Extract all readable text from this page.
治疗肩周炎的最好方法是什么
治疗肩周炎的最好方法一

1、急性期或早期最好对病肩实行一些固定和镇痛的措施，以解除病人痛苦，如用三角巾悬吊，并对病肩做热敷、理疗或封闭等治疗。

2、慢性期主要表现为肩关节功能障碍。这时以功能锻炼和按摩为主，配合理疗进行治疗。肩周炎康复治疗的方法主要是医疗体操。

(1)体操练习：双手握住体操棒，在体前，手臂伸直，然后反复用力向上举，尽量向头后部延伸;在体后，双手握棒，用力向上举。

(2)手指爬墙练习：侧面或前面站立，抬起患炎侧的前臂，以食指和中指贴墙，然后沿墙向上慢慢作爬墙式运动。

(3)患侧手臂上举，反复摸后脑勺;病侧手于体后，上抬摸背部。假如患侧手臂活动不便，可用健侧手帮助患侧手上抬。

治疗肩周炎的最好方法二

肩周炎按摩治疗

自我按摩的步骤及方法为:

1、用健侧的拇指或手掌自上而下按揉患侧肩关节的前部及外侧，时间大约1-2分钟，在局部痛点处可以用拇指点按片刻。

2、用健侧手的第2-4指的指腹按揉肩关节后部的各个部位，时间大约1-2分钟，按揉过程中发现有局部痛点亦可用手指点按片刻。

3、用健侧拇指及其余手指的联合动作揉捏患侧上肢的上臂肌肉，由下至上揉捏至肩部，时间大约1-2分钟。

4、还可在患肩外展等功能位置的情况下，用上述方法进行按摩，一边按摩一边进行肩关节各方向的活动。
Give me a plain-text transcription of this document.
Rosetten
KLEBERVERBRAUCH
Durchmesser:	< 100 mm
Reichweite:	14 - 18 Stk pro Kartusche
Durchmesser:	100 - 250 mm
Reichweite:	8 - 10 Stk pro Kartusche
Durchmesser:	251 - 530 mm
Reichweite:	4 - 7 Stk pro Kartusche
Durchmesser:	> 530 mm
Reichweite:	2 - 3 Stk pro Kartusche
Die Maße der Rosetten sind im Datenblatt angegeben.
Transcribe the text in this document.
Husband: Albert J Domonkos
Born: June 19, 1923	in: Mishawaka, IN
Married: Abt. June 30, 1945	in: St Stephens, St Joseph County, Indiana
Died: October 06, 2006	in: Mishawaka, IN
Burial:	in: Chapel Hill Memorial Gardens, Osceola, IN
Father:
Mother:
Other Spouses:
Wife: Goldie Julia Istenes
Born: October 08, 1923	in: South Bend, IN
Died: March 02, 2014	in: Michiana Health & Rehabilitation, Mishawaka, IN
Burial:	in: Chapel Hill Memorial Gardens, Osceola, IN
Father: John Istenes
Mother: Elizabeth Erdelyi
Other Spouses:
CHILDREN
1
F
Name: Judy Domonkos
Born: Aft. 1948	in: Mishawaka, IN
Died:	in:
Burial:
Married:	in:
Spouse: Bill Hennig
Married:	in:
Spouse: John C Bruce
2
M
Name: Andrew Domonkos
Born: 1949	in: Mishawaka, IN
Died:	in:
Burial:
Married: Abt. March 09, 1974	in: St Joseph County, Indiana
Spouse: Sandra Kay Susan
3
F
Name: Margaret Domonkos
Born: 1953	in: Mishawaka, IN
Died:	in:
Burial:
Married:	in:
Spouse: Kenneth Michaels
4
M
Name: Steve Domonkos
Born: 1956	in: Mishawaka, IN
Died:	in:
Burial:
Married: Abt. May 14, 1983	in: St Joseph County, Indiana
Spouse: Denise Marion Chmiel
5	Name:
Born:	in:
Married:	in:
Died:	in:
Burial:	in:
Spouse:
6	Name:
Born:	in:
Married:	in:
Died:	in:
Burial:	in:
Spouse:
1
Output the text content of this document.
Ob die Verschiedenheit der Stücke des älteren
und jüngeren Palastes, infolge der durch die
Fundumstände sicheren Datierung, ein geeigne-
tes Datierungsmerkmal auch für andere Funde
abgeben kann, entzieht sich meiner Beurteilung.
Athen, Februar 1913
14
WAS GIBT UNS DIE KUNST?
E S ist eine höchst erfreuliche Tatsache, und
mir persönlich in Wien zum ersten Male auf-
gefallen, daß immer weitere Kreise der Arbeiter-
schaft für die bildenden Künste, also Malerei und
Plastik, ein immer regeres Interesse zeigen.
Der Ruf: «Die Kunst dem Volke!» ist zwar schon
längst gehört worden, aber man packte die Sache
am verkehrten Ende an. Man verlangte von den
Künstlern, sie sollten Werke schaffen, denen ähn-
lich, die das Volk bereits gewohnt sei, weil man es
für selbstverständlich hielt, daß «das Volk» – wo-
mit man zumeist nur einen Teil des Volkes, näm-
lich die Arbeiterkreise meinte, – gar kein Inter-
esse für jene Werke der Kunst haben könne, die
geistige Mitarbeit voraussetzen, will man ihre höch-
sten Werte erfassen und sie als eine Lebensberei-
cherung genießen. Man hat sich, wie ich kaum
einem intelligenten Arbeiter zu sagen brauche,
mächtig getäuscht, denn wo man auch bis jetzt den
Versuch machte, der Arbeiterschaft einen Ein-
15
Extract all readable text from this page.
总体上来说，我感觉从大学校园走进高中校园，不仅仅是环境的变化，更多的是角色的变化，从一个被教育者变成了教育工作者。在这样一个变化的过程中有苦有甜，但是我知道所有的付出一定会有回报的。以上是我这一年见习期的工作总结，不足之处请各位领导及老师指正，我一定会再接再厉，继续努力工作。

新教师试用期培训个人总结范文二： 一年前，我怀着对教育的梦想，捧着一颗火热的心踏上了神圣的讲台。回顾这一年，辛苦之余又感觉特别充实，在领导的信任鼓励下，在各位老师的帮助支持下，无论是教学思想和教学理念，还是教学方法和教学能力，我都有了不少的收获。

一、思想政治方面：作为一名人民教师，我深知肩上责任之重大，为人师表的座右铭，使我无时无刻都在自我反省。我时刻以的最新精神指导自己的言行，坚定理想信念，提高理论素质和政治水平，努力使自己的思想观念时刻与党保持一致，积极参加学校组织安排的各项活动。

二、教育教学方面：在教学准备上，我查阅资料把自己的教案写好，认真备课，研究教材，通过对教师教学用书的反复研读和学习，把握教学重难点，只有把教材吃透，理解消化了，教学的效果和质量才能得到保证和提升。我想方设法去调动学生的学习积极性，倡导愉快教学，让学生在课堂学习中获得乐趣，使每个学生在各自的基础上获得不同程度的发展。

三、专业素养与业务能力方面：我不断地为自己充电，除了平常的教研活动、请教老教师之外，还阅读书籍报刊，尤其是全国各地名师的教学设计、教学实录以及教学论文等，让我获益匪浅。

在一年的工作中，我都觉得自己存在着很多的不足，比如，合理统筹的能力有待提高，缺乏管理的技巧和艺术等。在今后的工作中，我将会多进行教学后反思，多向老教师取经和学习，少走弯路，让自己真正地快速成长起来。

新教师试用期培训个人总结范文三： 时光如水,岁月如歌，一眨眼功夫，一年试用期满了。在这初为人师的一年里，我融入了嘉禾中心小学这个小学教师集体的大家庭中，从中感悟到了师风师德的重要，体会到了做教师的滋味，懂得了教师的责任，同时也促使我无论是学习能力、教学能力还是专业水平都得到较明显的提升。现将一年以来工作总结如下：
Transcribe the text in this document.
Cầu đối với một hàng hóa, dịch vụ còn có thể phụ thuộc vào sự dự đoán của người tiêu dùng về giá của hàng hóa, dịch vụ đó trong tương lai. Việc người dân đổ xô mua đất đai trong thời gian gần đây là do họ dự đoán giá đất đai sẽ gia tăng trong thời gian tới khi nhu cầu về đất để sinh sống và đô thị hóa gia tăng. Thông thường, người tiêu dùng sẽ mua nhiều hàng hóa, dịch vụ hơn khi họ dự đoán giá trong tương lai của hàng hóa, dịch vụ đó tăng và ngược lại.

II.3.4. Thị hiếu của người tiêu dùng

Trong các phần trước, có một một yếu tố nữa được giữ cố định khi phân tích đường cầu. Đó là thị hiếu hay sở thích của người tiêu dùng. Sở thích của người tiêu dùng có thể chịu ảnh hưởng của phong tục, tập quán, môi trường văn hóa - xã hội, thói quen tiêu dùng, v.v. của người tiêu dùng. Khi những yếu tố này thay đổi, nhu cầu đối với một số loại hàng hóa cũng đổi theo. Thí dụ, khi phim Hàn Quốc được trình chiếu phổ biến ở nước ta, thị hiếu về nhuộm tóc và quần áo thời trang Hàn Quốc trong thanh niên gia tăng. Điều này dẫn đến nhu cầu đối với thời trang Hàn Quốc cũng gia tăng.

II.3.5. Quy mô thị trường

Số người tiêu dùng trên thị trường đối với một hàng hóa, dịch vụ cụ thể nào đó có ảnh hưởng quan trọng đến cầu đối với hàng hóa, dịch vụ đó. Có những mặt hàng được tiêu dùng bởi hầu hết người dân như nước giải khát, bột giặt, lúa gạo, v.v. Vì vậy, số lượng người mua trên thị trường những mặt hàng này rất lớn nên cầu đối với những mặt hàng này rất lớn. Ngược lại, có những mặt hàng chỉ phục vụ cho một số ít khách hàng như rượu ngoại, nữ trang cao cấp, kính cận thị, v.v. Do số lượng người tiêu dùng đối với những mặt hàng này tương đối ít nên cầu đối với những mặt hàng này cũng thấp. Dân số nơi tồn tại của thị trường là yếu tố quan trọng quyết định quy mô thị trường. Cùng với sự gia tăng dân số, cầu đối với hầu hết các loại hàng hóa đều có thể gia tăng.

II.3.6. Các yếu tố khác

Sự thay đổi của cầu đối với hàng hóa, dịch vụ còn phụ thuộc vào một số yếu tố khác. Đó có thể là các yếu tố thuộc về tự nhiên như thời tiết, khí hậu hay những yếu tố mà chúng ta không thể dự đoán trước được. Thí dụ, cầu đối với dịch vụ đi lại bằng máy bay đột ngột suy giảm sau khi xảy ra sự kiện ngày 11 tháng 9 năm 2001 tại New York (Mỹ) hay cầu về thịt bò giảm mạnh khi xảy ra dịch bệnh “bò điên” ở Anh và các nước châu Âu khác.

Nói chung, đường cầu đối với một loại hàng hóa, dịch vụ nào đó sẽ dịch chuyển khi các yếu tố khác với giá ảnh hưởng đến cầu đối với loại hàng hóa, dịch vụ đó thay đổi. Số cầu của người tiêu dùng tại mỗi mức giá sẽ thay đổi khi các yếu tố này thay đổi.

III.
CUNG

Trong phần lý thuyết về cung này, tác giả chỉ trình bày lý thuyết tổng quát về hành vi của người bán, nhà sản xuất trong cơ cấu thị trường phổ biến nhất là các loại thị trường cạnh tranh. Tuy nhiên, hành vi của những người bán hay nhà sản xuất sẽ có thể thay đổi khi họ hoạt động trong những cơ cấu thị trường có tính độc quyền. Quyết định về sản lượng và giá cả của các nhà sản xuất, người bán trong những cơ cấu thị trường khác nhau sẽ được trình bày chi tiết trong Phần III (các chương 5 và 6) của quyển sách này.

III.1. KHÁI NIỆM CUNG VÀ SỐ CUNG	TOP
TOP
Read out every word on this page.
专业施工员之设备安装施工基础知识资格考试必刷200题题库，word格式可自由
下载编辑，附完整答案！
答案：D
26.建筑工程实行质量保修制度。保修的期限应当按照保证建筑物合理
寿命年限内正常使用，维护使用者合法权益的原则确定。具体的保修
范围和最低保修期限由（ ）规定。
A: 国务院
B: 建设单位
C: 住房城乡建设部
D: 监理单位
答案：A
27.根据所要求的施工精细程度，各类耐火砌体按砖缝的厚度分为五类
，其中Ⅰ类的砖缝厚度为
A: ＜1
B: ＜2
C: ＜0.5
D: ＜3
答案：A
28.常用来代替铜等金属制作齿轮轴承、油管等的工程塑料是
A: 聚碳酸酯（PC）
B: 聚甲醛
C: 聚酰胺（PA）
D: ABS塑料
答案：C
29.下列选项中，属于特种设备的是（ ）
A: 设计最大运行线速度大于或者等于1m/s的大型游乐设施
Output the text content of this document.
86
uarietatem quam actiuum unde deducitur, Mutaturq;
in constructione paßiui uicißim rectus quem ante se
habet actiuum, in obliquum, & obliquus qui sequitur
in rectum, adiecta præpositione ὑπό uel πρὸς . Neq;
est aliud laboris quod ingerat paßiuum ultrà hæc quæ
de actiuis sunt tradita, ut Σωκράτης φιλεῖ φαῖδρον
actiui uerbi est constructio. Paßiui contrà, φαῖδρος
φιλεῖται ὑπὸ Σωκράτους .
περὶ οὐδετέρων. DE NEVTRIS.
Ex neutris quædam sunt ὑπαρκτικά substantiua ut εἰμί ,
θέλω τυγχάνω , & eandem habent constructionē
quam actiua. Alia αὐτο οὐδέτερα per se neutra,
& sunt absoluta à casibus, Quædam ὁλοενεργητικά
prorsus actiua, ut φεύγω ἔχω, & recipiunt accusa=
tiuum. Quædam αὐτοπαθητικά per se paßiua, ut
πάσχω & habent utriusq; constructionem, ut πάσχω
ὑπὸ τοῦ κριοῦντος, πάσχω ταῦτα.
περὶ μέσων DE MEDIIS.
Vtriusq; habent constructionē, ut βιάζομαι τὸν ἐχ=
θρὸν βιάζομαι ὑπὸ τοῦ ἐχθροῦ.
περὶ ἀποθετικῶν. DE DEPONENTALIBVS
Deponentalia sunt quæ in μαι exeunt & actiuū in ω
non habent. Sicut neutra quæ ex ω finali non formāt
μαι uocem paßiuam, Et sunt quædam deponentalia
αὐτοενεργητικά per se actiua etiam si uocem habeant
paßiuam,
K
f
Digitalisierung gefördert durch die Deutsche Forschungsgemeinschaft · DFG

++++

Copy every line that contains the string "June".

Born: June 19, 1923	in: Mishawaka, IN
Married: Abt. June 30, 1945	in: St Stephens, St Joseph County, Indiana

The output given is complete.